**Exercise goal**: Copy out each line of the material below that holds the string "serveur".

**Dataset extract**:
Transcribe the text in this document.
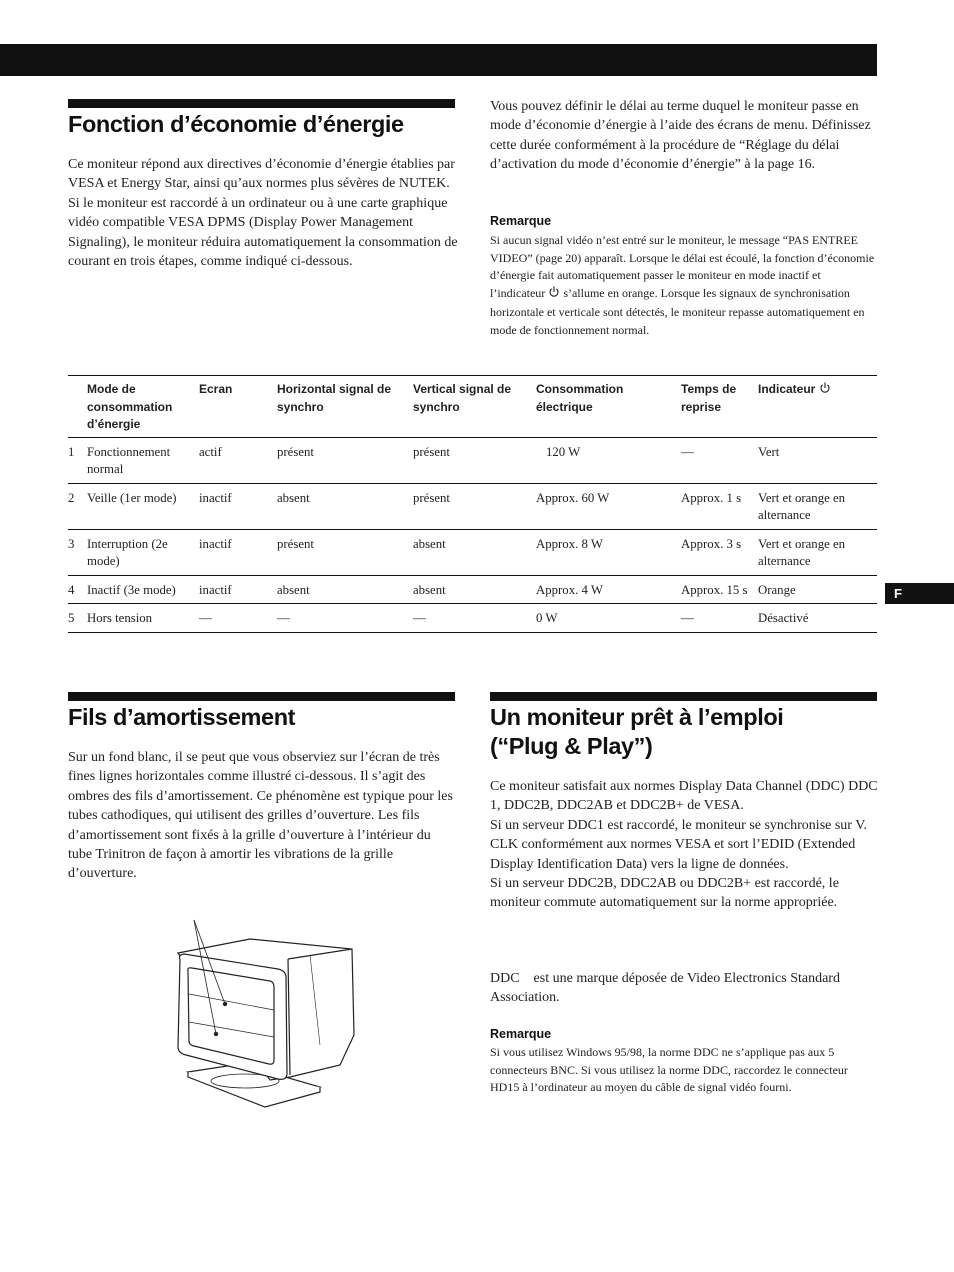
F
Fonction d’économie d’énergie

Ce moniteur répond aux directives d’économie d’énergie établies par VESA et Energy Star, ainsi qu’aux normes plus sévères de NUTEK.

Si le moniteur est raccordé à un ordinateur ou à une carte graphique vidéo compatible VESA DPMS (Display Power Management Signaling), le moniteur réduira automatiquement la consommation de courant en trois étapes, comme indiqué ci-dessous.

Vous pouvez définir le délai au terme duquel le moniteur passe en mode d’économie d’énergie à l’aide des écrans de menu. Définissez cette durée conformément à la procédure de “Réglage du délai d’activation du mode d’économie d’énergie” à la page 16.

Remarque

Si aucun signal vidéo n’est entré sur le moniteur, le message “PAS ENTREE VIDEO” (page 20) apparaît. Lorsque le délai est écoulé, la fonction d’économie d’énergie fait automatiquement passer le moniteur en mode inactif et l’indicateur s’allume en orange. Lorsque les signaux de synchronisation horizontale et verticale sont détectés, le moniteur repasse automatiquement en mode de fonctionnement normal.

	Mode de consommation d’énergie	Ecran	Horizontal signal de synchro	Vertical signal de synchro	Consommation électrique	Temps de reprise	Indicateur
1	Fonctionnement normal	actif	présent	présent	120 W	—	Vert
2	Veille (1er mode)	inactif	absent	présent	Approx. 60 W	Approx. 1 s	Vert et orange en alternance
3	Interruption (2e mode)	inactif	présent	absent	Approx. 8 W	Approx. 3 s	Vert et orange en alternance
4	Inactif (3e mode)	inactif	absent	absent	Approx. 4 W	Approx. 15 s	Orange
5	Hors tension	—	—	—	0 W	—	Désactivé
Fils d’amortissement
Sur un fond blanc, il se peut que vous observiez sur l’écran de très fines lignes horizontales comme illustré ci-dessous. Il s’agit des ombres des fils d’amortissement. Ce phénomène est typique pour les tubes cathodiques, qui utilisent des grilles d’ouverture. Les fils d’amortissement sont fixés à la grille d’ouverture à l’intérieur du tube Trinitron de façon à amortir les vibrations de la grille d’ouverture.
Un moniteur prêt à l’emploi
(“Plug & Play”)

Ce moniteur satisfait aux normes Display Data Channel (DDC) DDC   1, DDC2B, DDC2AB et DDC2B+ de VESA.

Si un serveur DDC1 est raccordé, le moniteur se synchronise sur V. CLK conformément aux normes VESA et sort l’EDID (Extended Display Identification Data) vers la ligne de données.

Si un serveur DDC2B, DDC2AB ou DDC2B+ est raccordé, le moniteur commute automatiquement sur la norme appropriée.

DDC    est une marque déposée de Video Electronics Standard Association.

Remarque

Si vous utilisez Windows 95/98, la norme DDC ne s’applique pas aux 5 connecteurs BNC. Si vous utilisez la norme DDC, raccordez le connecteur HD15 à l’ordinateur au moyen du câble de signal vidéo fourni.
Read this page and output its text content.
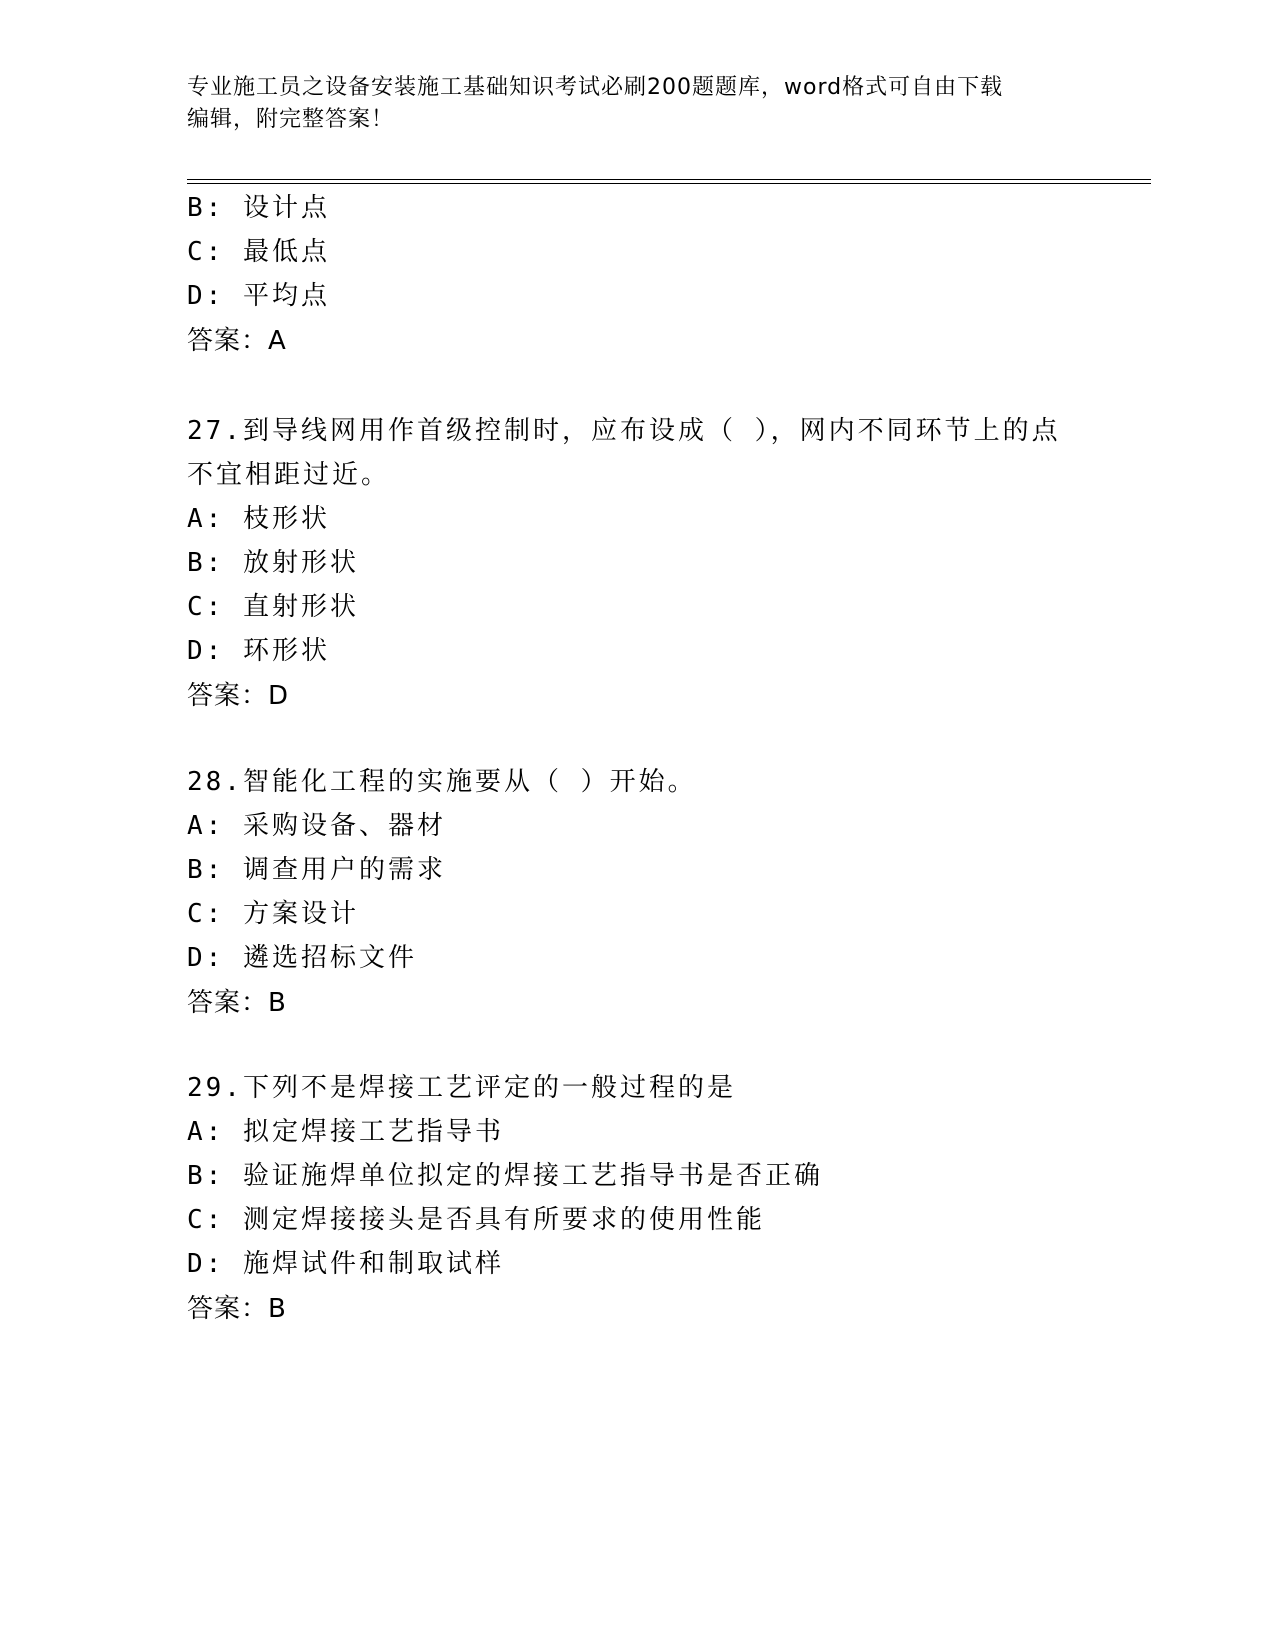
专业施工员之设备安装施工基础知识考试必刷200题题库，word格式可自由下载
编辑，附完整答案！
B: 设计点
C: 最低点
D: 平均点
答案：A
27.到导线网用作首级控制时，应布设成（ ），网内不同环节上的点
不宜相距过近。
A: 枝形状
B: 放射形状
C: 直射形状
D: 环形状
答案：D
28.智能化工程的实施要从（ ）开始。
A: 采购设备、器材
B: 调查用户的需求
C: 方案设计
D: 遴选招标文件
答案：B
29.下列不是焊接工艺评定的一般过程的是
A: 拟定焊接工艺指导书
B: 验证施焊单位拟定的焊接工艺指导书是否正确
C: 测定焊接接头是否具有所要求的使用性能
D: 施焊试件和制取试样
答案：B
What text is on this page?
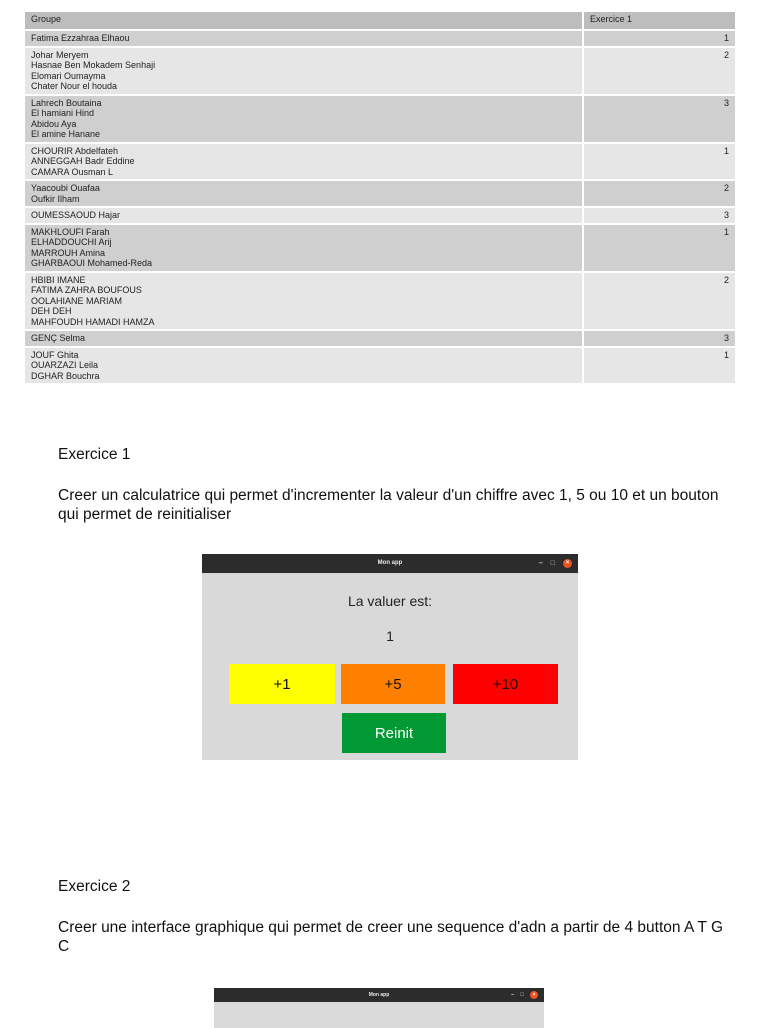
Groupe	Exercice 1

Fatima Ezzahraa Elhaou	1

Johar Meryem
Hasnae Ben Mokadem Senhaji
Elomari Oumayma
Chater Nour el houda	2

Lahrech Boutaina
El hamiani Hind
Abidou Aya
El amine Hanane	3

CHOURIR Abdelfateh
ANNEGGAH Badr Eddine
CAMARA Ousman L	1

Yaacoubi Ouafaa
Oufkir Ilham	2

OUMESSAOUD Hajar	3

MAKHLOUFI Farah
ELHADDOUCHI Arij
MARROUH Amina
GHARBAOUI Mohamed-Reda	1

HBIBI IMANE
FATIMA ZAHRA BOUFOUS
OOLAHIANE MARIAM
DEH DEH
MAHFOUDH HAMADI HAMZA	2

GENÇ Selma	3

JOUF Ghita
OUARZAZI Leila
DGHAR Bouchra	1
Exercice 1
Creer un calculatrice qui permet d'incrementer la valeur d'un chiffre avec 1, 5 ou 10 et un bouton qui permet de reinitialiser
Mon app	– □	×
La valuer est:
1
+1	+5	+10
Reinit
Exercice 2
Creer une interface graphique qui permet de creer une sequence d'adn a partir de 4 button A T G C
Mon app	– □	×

**Answer for this exercise**:
Si un serveur DDC1 est raccordé, le moniteur se synchronise sur V. CLK conformément aux normes VESA et sort l’EDID (Extended Display Identification Data) vers la ligne de données.
Si un serveur DDC2B, DDC2AB ou DDC2B+ est raccordé, le moniteur commute automatiquement sur la norme appropriée.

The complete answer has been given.